Start of Supplied data

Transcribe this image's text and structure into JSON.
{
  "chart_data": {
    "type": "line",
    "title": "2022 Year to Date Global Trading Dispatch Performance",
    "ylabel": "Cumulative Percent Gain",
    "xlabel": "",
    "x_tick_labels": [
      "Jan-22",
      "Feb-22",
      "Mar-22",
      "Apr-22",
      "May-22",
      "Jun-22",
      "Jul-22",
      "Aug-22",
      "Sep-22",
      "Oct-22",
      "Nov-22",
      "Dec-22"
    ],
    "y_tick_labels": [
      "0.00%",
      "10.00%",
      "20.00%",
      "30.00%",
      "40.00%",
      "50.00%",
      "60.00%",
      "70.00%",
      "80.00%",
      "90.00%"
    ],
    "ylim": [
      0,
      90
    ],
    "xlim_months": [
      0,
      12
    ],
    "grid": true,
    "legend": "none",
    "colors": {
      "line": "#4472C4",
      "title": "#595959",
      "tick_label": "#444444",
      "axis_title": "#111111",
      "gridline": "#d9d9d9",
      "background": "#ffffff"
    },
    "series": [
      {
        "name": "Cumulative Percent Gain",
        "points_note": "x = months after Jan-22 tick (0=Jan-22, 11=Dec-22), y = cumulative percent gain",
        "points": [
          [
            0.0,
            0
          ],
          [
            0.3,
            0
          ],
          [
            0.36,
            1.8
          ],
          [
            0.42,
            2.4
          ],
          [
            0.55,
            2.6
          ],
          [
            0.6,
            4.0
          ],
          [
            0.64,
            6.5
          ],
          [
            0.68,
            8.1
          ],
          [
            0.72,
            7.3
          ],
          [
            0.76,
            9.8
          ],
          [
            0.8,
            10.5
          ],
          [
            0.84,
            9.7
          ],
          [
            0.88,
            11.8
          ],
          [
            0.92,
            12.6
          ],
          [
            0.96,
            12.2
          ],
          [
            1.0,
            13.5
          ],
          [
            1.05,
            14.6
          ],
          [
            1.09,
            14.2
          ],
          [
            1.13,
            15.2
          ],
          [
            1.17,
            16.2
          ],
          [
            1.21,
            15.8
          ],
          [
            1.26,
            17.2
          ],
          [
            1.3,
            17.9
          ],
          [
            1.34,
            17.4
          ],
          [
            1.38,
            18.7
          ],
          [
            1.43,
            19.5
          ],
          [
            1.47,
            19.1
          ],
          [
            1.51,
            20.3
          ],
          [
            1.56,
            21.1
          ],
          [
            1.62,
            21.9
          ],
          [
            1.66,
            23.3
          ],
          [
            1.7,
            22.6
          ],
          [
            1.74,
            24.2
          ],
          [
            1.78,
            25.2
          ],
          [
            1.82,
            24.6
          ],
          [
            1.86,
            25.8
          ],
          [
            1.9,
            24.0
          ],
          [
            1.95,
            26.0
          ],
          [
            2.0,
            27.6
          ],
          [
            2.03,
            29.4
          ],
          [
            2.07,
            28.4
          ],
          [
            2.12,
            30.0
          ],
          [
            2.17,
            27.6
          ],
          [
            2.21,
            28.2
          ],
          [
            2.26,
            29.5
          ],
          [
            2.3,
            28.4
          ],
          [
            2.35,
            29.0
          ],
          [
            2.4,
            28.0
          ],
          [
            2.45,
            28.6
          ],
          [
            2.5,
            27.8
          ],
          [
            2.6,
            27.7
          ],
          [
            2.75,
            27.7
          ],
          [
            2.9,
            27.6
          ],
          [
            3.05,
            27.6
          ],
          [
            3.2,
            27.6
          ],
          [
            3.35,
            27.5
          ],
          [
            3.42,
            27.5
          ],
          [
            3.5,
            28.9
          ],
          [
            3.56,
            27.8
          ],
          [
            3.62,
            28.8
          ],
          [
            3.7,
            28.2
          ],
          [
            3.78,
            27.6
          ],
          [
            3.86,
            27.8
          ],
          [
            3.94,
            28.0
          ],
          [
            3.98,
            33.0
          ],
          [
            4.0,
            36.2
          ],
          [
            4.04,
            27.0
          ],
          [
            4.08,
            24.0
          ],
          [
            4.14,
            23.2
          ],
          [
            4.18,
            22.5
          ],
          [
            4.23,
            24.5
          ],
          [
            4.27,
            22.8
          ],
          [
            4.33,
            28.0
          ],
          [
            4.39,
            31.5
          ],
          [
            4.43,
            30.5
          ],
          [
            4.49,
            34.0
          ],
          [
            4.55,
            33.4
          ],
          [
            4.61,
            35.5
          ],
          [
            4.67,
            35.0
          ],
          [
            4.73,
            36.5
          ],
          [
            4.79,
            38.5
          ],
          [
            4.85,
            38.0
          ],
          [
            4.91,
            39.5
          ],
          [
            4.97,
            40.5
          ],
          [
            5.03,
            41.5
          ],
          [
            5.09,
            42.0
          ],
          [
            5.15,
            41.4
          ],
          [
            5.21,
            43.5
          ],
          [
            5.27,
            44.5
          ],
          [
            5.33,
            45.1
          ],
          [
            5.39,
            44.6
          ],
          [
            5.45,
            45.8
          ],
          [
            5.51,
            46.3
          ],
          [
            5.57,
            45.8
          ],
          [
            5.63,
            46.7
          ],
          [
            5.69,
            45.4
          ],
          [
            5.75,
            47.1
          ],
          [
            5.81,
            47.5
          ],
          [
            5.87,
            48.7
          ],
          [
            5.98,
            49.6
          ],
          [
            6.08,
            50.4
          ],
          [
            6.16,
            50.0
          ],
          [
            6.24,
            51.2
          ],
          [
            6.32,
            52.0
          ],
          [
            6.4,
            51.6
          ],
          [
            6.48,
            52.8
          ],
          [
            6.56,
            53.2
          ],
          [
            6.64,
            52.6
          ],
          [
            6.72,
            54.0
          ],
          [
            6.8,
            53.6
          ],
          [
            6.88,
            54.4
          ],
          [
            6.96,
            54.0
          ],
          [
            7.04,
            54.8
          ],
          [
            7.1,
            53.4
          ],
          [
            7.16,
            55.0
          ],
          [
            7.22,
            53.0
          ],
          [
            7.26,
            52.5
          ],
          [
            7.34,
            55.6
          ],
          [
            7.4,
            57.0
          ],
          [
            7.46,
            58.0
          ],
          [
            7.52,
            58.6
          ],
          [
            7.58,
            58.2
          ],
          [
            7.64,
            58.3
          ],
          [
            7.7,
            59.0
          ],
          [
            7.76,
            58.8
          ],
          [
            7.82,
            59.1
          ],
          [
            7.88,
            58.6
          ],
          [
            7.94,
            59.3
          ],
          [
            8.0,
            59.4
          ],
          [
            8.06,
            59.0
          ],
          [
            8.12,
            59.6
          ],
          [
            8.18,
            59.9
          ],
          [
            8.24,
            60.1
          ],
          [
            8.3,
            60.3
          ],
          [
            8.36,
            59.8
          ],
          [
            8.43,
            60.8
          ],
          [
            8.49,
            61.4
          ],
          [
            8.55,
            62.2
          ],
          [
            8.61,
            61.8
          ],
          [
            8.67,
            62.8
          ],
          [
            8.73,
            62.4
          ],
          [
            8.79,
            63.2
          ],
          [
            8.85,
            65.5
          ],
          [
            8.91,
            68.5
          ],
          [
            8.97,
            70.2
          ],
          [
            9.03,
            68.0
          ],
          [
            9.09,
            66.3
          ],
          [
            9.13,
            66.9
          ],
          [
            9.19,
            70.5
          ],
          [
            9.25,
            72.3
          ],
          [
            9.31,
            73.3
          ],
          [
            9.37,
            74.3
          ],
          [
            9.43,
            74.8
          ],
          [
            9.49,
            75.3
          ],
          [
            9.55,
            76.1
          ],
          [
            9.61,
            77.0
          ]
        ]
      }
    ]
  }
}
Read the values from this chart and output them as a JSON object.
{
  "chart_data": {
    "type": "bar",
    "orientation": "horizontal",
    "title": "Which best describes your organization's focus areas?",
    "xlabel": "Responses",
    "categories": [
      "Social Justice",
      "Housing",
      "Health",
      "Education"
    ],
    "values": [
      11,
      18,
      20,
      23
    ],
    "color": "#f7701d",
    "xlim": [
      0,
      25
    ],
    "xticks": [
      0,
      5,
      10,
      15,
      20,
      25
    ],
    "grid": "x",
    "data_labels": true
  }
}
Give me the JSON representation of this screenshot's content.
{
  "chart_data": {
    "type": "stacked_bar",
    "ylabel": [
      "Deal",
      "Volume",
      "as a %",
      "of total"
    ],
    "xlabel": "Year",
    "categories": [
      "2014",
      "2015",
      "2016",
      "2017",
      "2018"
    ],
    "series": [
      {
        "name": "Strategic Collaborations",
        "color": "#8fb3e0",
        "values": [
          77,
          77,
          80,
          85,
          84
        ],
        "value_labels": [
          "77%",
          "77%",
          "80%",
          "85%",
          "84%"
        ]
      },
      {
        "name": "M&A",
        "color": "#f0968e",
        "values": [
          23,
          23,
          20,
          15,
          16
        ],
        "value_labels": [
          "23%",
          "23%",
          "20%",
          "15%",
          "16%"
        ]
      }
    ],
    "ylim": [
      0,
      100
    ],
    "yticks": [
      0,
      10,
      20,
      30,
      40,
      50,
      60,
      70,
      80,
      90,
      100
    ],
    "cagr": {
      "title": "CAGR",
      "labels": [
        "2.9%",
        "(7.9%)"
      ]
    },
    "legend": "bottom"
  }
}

End of Supplied data

• Problem description:
Identify which lines contain the word "Year" and copy each one.

• Full output:
    "title": "2022 Year to Date Global Trading Dispatch Performance",
    "xlabel": "Year",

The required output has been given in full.